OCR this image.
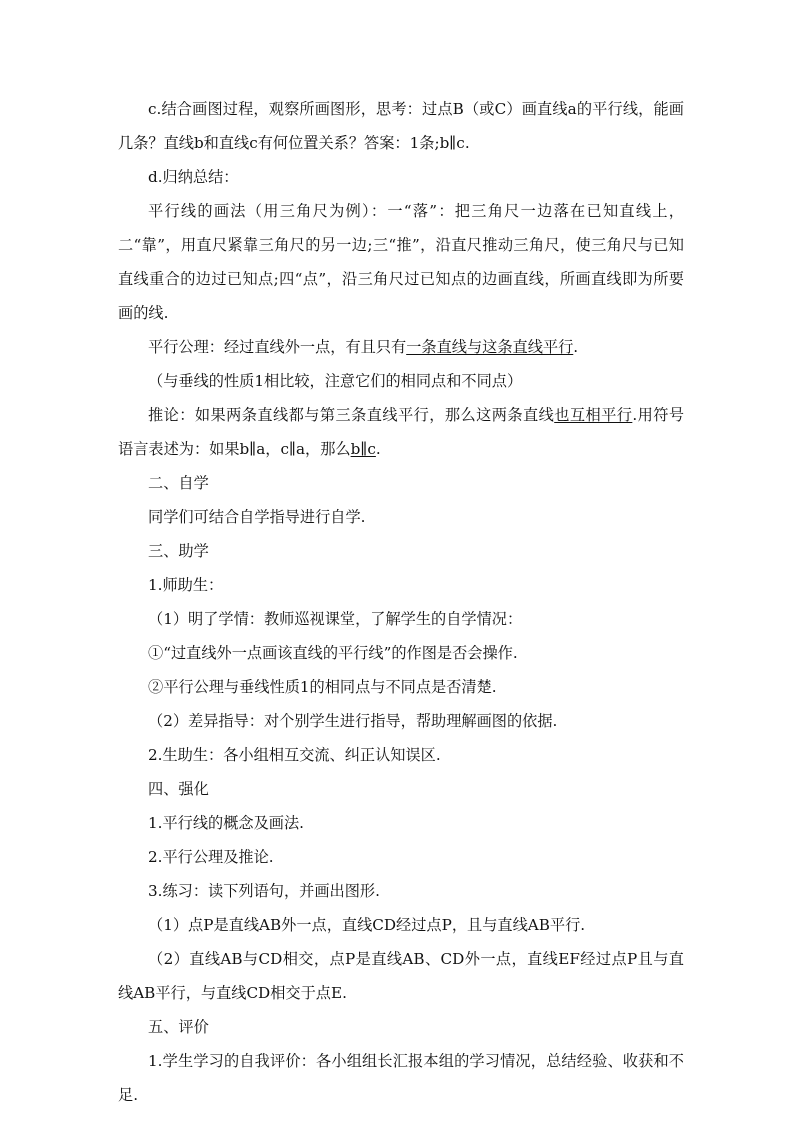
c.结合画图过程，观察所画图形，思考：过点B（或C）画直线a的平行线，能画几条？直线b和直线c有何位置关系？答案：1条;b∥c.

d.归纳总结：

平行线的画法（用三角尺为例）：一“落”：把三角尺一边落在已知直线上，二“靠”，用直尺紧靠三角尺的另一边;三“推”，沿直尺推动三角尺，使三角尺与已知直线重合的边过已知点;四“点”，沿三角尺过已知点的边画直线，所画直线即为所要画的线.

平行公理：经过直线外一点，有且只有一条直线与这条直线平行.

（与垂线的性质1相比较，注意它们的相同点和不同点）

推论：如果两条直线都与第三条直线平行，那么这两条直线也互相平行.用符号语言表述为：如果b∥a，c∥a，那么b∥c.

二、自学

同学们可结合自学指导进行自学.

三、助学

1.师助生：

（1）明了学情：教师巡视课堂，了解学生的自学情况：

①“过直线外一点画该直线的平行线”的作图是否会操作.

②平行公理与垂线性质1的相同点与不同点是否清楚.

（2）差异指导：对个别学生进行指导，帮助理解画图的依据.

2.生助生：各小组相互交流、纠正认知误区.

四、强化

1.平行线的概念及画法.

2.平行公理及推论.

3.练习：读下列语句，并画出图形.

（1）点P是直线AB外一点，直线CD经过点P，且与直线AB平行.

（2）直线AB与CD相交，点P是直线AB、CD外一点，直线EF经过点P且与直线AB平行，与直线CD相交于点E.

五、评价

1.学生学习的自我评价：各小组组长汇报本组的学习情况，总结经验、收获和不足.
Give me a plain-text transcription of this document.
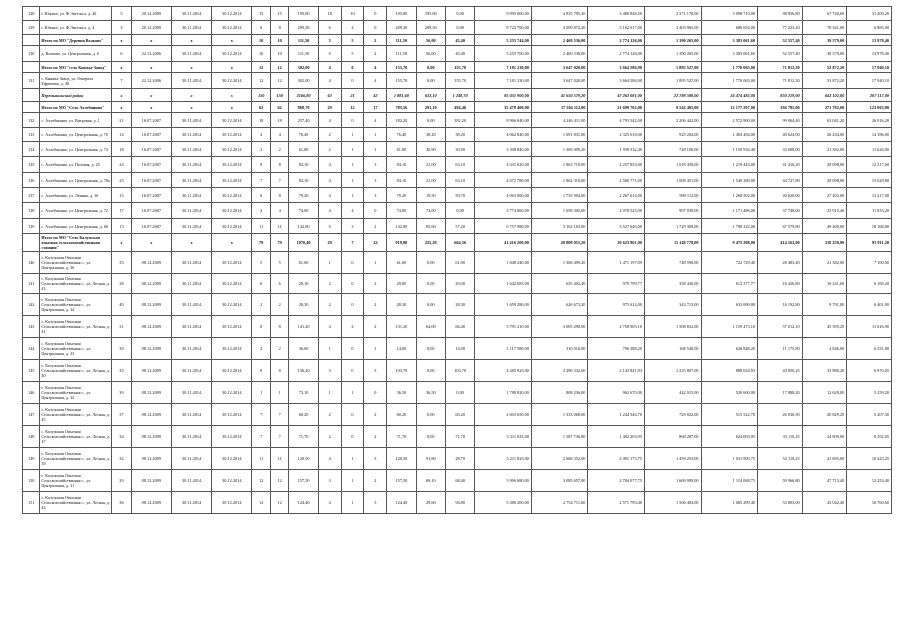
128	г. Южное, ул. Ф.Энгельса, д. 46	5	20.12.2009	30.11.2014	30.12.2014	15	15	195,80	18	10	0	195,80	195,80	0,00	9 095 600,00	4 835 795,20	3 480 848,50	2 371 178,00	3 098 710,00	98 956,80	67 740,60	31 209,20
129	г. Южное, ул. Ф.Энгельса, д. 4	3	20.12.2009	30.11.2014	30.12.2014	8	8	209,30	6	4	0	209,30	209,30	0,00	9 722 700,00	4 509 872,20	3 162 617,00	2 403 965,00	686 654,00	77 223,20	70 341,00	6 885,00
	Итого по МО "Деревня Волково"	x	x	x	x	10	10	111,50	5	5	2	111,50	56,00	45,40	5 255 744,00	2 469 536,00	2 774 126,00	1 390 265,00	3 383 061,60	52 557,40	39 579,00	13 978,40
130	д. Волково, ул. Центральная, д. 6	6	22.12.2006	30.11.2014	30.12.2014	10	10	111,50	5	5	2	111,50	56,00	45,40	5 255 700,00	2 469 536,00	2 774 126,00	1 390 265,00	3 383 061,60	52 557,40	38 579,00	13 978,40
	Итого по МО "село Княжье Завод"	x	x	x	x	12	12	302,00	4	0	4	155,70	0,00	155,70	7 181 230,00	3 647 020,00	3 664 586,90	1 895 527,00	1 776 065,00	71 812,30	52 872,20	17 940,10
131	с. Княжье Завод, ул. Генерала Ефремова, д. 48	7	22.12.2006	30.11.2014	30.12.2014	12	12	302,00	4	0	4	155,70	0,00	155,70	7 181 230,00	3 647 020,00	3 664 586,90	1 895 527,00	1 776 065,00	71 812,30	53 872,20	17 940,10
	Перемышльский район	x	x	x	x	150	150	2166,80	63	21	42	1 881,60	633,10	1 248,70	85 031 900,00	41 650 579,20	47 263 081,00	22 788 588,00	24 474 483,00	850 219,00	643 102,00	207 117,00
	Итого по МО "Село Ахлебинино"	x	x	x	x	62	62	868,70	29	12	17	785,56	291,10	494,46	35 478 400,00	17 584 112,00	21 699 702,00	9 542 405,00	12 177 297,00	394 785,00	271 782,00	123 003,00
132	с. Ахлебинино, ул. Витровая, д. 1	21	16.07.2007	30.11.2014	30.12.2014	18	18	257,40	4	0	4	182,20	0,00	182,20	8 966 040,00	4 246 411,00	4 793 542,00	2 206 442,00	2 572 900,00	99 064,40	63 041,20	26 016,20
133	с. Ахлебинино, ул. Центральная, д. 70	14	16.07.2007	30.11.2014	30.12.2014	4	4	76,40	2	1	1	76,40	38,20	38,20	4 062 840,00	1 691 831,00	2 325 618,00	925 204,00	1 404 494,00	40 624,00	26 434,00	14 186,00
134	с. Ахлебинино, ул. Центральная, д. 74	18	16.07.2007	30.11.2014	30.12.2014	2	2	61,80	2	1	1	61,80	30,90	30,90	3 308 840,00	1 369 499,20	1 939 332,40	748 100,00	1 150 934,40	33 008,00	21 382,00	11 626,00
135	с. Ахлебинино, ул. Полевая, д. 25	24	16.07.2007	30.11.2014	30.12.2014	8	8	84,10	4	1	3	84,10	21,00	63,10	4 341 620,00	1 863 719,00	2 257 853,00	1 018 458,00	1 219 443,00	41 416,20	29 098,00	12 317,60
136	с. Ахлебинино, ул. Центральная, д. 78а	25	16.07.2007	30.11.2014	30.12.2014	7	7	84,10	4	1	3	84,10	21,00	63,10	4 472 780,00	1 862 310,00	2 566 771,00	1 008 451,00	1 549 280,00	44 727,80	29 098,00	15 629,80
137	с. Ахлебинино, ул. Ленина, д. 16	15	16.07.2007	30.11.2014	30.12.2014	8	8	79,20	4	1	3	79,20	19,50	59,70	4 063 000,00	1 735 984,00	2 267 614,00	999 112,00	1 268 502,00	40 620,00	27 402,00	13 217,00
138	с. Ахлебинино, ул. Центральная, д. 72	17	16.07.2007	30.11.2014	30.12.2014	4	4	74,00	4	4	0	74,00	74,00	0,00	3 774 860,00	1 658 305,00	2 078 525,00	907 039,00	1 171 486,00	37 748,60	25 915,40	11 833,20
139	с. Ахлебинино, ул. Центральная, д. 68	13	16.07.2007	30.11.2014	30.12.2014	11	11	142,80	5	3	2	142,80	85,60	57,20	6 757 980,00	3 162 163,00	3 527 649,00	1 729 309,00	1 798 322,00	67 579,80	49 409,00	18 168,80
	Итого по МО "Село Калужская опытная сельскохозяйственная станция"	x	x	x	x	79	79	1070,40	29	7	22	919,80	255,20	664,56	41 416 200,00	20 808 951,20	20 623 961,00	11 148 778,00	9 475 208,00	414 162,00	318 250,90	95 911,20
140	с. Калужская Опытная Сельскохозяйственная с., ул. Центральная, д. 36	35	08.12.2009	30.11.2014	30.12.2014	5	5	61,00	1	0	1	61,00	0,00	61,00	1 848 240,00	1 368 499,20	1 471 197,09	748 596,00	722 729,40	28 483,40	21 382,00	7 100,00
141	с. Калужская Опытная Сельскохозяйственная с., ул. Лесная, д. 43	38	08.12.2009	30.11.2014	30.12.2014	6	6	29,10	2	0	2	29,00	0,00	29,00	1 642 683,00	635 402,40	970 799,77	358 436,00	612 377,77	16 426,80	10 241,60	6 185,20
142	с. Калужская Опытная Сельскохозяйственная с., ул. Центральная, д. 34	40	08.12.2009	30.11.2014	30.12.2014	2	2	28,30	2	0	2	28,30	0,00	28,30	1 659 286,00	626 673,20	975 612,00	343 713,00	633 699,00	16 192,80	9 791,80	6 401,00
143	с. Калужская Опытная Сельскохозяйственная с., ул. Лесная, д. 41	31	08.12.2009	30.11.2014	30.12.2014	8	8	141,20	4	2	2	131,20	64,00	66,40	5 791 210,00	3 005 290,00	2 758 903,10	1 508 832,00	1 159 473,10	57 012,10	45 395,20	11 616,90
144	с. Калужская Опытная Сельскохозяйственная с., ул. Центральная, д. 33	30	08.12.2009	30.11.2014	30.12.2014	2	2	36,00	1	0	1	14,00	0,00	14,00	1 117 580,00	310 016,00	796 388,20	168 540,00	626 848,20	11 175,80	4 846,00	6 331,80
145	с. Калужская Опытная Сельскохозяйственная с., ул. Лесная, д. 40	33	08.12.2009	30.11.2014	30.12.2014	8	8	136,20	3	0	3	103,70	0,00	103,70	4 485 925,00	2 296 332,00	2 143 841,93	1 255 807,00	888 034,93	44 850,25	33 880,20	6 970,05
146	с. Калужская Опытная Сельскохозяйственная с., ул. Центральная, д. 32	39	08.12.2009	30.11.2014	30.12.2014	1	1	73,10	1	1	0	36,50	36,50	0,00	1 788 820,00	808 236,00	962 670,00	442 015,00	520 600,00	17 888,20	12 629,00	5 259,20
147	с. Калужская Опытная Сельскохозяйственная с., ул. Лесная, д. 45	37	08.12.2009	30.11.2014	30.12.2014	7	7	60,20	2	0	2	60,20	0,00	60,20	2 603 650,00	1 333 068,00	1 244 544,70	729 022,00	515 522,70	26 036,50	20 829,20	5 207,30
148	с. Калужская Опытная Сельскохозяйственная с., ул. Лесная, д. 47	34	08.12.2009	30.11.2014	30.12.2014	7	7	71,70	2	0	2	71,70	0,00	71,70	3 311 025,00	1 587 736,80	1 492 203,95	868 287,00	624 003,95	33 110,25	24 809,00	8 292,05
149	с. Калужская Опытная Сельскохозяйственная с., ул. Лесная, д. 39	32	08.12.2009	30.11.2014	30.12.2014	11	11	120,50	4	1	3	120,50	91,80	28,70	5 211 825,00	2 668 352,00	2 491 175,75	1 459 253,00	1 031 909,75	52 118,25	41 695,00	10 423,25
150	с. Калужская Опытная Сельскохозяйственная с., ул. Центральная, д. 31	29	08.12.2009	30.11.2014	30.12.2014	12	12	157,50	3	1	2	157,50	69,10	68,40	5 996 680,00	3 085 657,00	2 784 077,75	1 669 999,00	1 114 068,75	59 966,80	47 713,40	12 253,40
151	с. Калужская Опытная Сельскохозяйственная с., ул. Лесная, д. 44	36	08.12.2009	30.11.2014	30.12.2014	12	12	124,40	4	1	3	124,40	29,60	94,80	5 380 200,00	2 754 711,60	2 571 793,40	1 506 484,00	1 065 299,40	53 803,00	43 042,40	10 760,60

========

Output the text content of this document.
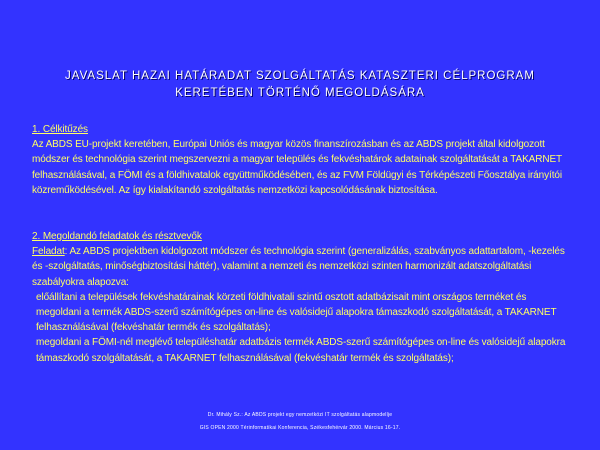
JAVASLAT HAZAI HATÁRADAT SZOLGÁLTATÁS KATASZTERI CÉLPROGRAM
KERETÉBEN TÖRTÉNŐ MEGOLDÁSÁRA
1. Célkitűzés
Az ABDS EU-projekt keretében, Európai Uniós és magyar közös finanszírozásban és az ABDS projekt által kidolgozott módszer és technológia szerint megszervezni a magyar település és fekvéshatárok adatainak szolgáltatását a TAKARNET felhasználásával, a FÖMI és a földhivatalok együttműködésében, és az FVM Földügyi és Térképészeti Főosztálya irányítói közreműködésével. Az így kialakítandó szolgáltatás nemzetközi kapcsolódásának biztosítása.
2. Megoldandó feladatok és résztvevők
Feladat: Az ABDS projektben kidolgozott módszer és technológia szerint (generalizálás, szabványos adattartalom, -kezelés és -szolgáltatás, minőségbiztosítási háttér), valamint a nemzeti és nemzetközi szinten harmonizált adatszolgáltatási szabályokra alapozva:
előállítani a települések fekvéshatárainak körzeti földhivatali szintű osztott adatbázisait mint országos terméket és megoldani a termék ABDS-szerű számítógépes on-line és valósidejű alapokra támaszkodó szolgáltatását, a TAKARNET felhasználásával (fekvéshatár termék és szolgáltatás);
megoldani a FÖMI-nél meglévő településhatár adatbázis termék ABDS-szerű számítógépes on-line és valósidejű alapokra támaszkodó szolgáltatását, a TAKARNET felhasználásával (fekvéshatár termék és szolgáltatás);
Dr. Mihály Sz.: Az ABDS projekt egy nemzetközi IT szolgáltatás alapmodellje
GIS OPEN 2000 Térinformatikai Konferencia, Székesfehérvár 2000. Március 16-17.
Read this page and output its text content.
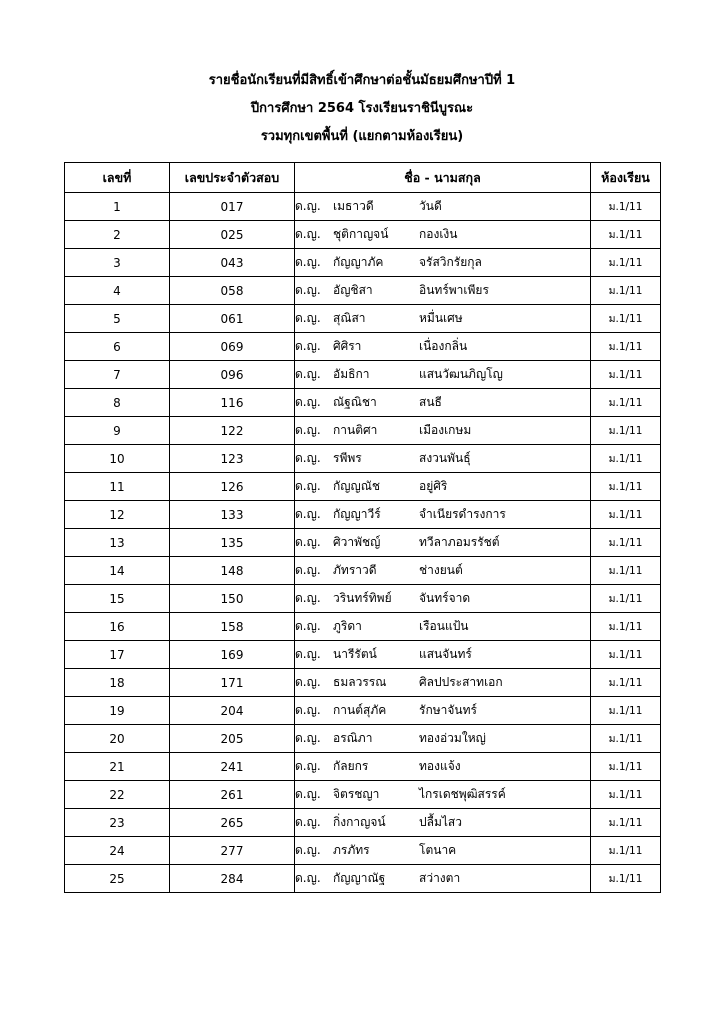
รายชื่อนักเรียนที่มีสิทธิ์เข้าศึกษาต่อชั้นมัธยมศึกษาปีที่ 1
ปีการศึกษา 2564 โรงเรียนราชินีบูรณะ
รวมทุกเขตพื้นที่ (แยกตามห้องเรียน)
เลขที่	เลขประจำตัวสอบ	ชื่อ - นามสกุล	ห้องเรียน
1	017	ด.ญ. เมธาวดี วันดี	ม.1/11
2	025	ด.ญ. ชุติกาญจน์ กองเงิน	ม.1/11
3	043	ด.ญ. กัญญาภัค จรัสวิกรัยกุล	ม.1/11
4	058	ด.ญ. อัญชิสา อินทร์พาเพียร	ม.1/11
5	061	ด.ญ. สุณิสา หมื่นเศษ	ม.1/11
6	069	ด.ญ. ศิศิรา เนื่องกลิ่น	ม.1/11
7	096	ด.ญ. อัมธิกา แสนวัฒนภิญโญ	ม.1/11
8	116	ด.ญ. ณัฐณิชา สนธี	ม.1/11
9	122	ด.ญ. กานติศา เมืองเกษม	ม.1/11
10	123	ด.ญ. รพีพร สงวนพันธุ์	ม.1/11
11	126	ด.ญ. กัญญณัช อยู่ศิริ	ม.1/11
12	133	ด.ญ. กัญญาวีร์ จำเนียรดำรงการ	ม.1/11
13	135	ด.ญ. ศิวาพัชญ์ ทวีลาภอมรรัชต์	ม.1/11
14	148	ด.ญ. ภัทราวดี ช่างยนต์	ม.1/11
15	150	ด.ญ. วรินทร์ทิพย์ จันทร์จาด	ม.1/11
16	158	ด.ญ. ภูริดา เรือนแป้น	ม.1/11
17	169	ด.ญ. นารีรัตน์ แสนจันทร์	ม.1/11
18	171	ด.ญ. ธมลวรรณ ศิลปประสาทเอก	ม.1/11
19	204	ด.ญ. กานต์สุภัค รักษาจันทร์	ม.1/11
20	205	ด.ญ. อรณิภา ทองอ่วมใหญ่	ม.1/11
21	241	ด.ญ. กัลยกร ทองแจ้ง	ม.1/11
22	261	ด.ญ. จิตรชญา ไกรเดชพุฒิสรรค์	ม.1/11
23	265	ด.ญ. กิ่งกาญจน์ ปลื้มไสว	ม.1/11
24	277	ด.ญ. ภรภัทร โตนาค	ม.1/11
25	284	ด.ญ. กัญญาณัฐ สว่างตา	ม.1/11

========

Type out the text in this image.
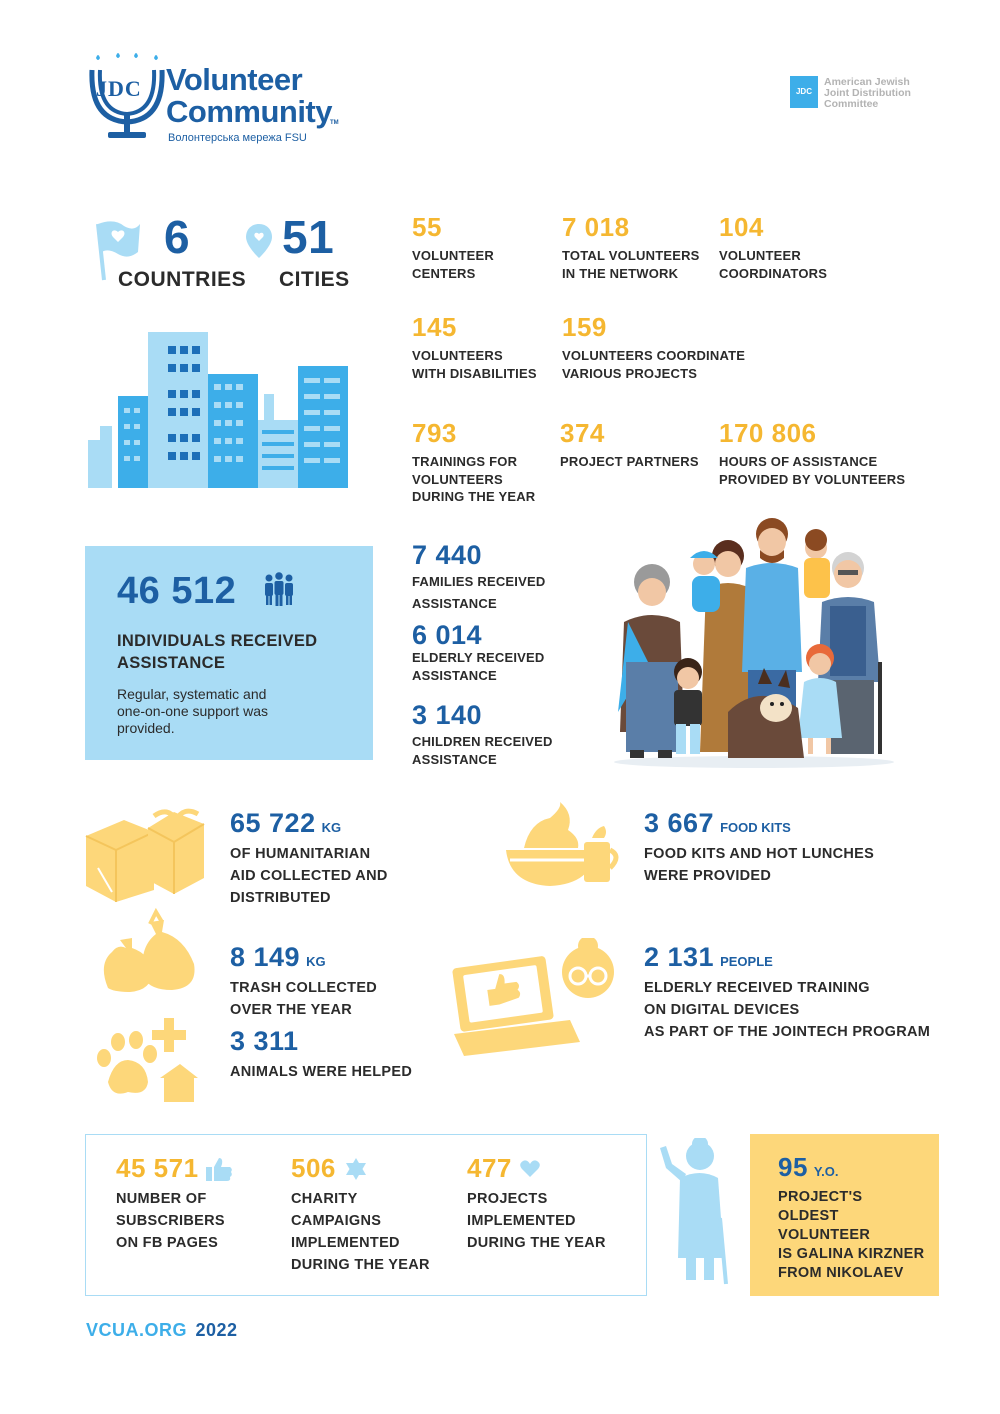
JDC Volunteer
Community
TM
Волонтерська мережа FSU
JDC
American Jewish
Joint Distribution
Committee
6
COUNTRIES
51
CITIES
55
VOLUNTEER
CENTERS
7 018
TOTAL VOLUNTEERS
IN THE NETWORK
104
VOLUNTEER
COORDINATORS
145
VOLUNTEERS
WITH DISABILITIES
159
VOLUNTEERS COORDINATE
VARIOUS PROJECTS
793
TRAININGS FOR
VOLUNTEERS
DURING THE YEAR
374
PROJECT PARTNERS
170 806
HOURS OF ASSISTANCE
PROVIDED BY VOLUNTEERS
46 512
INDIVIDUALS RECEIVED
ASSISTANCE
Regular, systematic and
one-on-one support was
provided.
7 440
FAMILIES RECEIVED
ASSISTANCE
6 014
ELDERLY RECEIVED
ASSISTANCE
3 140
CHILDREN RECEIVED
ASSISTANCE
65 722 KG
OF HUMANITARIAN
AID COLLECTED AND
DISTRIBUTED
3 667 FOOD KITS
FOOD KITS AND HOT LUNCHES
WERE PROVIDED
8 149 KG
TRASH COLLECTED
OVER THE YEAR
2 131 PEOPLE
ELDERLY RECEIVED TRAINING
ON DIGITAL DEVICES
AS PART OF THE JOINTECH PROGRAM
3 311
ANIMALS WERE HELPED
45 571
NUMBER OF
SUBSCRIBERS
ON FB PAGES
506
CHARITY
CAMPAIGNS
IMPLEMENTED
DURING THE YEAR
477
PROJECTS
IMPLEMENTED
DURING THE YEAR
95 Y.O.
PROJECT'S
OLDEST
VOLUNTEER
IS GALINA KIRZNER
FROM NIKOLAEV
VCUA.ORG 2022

========

• [Exercise aim] Give the number of lines in the entries that include the string "szerű", and nothing more.

• [Output for this exercise] 2